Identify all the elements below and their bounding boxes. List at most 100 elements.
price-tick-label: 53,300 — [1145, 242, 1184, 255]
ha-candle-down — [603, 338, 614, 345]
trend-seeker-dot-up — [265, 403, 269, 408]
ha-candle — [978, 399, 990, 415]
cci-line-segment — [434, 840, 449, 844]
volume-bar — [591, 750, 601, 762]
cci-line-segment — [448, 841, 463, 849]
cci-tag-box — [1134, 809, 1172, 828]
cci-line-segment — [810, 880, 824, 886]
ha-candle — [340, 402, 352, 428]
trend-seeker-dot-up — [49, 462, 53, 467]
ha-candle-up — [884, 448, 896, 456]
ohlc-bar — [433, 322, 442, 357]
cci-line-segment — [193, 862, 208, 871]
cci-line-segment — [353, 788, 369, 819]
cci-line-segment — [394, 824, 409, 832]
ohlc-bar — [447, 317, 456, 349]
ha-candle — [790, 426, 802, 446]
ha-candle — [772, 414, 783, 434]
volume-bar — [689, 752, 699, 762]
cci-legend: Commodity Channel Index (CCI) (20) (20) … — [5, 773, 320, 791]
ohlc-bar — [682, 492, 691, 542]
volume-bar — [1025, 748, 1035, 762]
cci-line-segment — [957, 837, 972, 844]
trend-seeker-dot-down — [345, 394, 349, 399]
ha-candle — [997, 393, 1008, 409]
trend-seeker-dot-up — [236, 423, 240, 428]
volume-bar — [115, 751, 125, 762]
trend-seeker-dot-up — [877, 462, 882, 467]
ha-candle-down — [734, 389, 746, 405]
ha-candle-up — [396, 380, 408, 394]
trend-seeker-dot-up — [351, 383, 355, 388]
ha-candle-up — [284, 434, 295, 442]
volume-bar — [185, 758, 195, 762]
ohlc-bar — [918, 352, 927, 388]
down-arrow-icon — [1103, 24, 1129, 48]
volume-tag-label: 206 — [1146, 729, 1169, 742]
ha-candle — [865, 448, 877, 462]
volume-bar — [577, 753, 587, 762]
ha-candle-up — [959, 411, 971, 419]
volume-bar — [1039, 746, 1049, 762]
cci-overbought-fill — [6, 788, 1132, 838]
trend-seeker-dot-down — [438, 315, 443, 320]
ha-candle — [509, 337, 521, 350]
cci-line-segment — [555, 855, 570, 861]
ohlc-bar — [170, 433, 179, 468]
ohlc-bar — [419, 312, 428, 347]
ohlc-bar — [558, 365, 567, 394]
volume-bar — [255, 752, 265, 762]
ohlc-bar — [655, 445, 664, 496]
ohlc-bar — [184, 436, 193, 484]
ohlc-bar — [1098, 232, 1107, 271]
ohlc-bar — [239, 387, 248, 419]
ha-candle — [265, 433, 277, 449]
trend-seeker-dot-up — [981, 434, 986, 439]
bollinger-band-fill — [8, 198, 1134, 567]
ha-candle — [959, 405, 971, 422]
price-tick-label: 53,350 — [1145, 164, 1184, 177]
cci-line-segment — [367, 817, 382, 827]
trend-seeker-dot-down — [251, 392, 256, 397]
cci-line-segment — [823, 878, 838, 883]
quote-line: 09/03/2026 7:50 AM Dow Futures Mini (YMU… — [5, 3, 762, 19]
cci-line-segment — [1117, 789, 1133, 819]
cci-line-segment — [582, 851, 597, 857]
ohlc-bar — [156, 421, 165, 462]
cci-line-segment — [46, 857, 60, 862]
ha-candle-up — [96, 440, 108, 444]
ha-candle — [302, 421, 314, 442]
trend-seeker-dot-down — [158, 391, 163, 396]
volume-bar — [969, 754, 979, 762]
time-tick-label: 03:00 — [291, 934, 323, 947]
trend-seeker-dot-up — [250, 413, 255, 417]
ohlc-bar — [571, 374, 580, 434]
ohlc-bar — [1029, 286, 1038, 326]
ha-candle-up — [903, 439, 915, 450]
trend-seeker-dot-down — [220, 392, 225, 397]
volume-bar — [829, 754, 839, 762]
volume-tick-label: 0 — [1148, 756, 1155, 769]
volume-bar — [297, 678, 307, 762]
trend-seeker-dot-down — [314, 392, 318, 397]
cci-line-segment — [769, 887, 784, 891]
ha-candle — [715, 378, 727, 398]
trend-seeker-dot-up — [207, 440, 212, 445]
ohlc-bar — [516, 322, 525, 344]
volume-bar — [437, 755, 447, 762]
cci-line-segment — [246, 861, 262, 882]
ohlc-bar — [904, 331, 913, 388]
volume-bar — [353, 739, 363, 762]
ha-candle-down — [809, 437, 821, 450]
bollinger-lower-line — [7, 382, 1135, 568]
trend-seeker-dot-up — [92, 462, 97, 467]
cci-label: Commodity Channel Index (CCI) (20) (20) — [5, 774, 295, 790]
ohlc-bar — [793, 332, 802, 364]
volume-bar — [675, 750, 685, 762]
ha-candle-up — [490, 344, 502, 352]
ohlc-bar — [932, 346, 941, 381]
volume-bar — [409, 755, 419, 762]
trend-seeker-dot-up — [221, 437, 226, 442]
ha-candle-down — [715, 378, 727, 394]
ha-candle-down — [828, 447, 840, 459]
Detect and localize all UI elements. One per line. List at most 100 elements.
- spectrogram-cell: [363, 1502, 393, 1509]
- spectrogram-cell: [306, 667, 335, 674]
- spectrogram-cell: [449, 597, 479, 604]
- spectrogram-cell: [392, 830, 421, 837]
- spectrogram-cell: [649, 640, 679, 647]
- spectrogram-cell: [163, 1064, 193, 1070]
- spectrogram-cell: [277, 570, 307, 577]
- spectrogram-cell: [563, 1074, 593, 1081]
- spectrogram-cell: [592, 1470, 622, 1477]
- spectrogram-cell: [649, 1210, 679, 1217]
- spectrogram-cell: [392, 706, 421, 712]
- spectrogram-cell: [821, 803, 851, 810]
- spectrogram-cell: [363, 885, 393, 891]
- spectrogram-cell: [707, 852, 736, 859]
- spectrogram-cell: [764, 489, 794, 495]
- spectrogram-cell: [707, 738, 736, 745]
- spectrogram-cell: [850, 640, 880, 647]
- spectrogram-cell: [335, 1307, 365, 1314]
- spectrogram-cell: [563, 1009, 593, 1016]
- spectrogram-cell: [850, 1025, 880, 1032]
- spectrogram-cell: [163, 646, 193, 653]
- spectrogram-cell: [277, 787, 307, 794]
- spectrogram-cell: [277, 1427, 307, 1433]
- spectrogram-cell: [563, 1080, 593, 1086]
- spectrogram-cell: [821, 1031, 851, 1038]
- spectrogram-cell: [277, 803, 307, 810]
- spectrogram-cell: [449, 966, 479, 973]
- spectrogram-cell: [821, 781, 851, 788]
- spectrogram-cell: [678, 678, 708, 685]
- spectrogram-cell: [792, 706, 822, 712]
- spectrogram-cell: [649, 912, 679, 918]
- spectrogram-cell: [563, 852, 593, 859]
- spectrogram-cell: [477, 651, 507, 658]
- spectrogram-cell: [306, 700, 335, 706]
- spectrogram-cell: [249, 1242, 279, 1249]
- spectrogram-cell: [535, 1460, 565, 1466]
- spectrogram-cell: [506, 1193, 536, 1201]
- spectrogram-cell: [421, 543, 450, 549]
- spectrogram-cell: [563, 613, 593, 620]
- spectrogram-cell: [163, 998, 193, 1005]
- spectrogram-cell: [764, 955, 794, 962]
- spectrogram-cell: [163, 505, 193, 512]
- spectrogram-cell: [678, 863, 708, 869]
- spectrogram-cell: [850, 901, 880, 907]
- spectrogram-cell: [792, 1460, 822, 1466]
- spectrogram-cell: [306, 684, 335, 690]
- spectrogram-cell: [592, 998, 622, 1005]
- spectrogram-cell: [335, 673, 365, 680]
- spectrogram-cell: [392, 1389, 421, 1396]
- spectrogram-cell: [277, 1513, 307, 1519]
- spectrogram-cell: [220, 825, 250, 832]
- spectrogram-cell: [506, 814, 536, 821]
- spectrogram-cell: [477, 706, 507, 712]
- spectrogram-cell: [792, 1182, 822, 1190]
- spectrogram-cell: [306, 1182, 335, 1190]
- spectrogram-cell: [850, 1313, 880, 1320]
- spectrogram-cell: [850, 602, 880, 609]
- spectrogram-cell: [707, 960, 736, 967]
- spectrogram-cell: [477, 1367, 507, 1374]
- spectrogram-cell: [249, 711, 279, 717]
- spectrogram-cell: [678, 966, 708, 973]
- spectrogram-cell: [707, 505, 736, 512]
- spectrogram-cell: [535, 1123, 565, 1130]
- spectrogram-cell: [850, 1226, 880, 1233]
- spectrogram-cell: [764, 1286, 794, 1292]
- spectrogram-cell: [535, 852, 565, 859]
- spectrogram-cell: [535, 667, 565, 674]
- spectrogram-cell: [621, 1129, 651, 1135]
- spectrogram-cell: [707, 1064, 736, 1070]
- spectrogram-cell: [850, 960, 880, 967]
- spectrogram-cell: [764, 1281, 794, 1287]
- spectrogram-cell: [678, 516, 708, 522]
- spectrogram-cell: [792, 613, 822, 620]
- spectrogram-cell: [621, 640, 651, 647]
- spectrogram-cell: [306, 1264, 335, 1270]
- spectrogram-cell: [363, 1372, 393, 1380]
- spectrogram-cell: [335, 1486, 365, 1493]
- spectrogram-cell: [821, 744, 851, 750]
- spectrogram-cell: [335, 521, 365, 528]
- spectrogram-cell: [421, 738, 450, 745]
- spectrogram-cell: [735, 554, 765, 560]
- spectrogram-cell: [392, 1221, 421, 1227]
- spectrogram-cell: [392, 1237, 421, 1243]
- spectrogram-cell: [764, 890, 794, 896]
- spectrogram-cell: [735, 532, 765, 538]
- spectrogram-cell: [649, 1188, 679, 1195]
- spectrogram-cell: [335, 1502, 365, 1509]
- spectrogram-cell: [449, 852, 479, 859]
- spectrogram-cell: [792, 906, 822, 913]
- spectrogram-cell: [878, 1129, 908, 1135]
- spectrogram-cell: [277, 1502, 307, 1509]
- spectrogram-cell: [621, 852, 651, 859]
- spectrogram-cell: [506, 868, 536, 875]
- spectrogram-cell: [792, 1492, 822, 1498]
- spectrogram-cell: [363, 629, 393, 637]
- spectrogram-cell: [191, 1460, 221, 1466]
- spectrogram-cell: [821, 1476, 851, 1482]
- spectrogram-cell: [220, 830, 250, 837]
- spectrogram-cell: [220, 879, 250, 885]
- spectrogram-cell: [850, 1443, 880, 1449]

### Task prompt
Reproduce the listing above word for word, from its first line through the line containing "cci-line-segment — [353, 788, 369, 819]", with both of those lines included.

### Final answer
Identify all the elements below and their bounding boxes. List at most 100 elements.
price-tick-label: 53,300 — [1145, 242, 1184, 255]
ha-candle-down — [603, 338, 614, 345]
trend-seeker-dot-up — [265, 403, 269, 408]
ha-candle — [978, 399, 990, 415]
cci-line-segment — [434, 840, 449, 844]
volume-bar — [591, 750, 601, 762]
cci-line-segment — [448, 841, 463, 849]
cci-tag-box — [1134, 809, 1172, 828]
cci-line-segment — [810, 880, 824, 886]
ha-candle — [340, 402, 352, 428]
trend-seeker-dot-up — [49, 462, 53, 467]
ha-candle-up — [884, 448, 896, 456]
ohlc-bar — [433, 322, 442, 357]
cci-line-segment — [193, 862, 208, 871]
cci-line-segment — [353, 788, 369, 819]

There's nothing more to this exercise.